DATASET ROWS —
--*--
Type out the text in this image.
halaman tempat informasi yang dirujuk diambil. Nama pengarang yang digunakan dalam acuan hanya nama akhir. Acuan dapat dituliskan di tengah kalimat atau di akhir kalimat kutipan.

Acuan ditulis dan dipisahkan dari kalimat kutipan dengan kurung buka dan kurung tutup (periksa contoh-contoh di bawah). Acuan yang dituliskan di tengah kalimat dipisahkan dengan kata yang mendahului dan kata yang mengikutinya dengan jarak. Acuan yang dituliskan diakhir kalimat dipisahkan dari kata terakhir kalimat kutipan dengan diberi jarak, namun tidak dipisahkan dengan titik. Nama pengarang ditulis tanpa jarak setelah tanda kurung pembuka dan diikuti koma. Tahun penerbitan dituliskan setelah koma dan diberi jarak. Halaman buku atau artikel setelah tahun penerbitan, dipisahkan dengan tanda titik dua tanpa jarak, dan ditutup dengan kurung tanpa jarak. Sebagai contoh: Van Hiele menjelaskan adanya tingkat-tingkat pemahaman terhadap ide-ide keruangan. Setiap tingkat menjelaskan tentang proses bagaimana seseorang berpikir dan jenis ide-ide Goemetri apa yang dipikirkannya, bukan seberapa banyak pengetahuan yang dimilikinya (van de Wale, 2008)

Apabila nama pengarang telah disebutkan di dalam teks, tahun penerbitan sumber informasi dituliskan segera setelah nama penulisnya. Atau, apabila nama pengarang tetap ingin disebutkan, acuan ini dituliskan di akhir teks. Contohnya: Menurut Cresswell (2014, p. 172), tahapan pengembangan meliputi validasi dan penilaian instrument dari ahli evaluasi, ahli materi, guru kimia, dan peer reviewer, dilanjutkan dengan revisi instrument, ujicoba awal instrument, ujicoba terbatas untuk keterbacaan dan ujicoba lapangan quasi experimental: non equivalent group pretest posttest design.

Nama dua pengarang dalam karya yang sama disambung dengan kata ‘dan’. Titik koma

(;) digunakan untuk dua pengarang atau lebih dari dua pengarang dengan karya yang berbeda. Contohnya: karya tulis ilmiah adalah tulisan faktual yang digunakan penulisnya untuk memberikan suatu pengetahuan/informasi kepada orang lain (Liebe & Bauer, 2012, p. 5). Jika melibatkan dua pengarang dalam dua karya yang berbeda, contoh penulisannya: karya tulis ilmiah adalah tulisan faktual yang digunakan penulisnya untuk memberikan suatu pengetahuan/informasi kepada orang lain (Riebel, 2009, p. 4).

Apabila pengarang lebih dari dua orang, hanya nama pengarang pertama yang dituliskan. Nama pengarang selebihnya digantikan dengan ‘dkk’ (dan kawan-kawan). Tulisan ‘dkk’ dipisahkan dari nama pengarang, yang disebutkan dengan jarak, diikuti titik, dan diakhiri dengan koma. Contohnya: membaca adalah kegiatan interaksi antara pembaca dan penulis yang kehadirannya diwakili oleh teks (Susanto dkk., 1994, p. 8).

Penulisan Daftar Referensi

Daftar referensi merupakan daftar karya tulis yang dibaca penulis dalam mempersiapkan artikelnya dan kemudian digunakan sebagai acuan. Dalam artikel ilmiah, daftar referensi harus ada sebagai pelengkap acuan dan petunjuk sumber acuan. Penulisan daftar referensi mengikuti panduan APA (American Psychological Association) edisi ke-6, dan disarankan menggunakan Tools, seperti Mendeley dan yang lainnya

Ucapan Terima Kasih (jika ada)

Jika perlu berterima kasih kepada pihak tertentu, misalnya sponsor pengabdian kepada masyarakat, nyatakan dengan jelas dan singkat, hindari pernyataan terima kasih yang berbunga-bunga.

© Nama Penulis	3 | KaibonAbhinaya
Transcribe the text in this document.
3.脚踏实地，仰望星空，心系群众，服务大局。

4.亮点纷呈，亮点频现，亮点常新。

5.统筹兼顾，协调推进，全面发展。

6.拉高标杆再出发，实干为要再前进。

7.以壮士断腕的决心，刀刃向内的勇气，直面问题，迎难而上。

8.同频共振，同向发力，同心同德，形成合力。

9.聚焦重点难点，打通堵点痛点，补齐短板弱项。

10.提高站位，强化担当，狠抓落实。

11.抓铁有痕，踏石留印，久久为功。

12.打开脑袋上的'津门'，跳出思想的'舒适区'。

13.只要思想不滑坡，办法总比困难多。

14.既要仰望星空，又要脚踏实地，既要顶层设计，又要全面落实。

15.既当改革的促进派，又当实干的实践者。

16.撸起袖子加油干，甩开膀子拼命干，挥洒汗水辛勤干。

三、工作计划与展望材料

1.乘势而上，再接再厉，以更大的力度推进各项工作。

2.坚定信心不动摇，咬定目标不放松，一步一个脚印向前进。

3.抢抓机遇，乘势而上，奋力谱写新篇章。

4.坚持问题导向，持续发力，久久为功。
--*--
PROBLEM TO WORK ON —
Repeat each record exactly. Omit nothing.

SOLUTION FOR THIS TASK —
Type out the text in this image.
halaman tempat informasi yang dirujuk diambil. Nama pengarang yang digunakan dalam acuan hanya nama akhir. Acuan dapat dituliskan di tengah kalimat atau di akhir kalimat kutipan.

Acuan ditulis dan dipisahkan dari kalimat kutipan dengan kurung buka dan kurung tutup (periksa contoh-contoh di bawah). Acuan yang dituliskan di tengah kalimat dipisahkan dengan kata yang mendahului dan kata yang mengikutinya dengan jarak. Acuan yang dituliskan diakhir kalimat dipisahkan dari kata terakhir kalimat kutipan dengan diberi jarak, namun tidak dipisahkan dengan titik. Nama pengarang ditulis tanpa jarak setelah tanda kurung pembuka dan diikuti koma. Tahun penerbitan dituliskan setelah koma dan diberi jarak. Halaman buku atau artikel setelah tahun penerbitan, dipisahkan dengan tanda titik dua tanpa jarak, dan ditutup dengan kurung tanpa jarak. Sebagai contoh: Van Hiele menjelaskan adanya tingkat-tingkat pemahaman terhadap ide-ide keruangan. Setiap tingkat menjelaskan tentang proses bagaimana seseorang berpikir dan jenis ide-ide Goemetri apa yang dipikirkannya, bukan seberapa banyak pengetahuan yang dimilikinya (van de Wale, 2008)

Apabila nama pengarang telah disebutkan di dalam teks, tahun penerbitan sumber informasi dituliskan segera setelah nama penulisnya. Atau, apabila nama pengarang tetap ingin disebutkan, acuan ini dituliskan di akhir teks. Contohnya: Menurut Cresswell (2014, p. 172), tahapan pengembangan meliputi validasi dan penilaian instrument dari ahli evaluasi, ahli materi, guru kimia, dan peer reviewer, dilanjutkan dengan revisi instrument, ujicoba awal instrument, ujicoba terbatas untuk keterbacaan dan ujicoba lapangan quasi experimental: non equivalent group pretest posttest design.

Nama dua pengarang dalam karya yang sama disambung dengan kata ‘dan’. Titik koma

(;) digunakan untuk dua pengarang atau lebih dari dua pengarang dengan karya yang berbeda. Contohnya: karya tulis ilmiah adalah tulisan faktual yang digunakan penulisnya untuk memberikan suatu pengetahuan/informasi kepada orang lain (Liebe & Bauer, 2012, p. 5). Jika melibatkan dua pengarang dalam dua karya yang berbeda, contoh penulisannya: karya tulis ilmiah adalah tulisan faktual yang digunakan penulisnya untuk memberikan suatu pengetahuan/informasi kepada orang lain (Riebel, 2009, p. 4).

Apabila pengarang lebih dari dua orang, hanya nama pengarang pertama yang dituliskan. Nama pengarang selebihnya digantikan dengan ‘dkk’ (dan kawan-kawan). Tulisan ‘dkk’ dipisahkan dari nama pengarang, yang disebutkan dengan jarak, diikuti titik, dan diakhiri dengan koma. Contohnya: membaca adalah kegiatan interaksi antara pembaca dan penulis yang kehadirannya diwakili oleh teks (Susanto dkk., 1994, p. 8).

Penulisan Daftar Referensi

Daftar referensi merupakan daftar karya tulis yang dibaca penulis dalam mempersiapkan artikelnya dan kemudian digunakan sebagai acuan. Dalam artikel ilmiah, daftar referensi harus ada sebagai pelengkap acuan dan petunjuk sumber acuan. Penulisan daftar referensi mengikuti panduan APA (American Psychological Association) edisi ke-6, dan disarankan menggunakan Tools, seperti Mendeley dan yang lainnya

Ucapan Terima Kasih (jika ada)

Jika perlu berterima kasih kepada pihak tertentu, misalnya sponsor pengabdian kepada masyarakat, nyatakan dengan jelas dan singkat, hindari pernyataan terima kasih yang berbunga-bunga.

© Nama Penulis	3 | KaibonAbhinaya
Transcribe the text in this document.
3.脚踏实地，仰望星空，心系群众，服务大局。

4.亮点纷呈，亮点频现，亮点常新。

5.统筹兼顾，协调推进，全面发展。

6.拉高标杆再出发，实干为要再前进。

7.以壮士断腕的决心，刀刃向内的勇气，直面问题，迎难而上。

8.同频共振，同向发力，同心同德，形成合力。

9.聚焦重点难点，打通堵点痛点，补齐短板弱项。

10.提高站位，强化担当，狠抓落实。

11.抓铁有痕，踏石留印，久久为功。

12.打开脑袋上的'津门'，跳出思想的'舒适区'。

13.只要思想不滑坡，办法总比困难多。

14.既要仰望星空，又要脚踏实地，既要顶层设计，又要全面落实。

15.既当改革的促进派，又当实干的实践者。

16.撸起袖子加油干，甩开膀子拼命干，挥洒汗水辛勤干。

三、工作计划与展望材料

1.乘势而上，再接再厉，以更大的力度推进各项工作。

2.坚定信心不动摇，咬定目标不放松，一步一个脚印向前进。

3.抢抓机遇，乘势而上，奋力谱写新篇章。

4.坚持问题导向，持续发力，久久为功。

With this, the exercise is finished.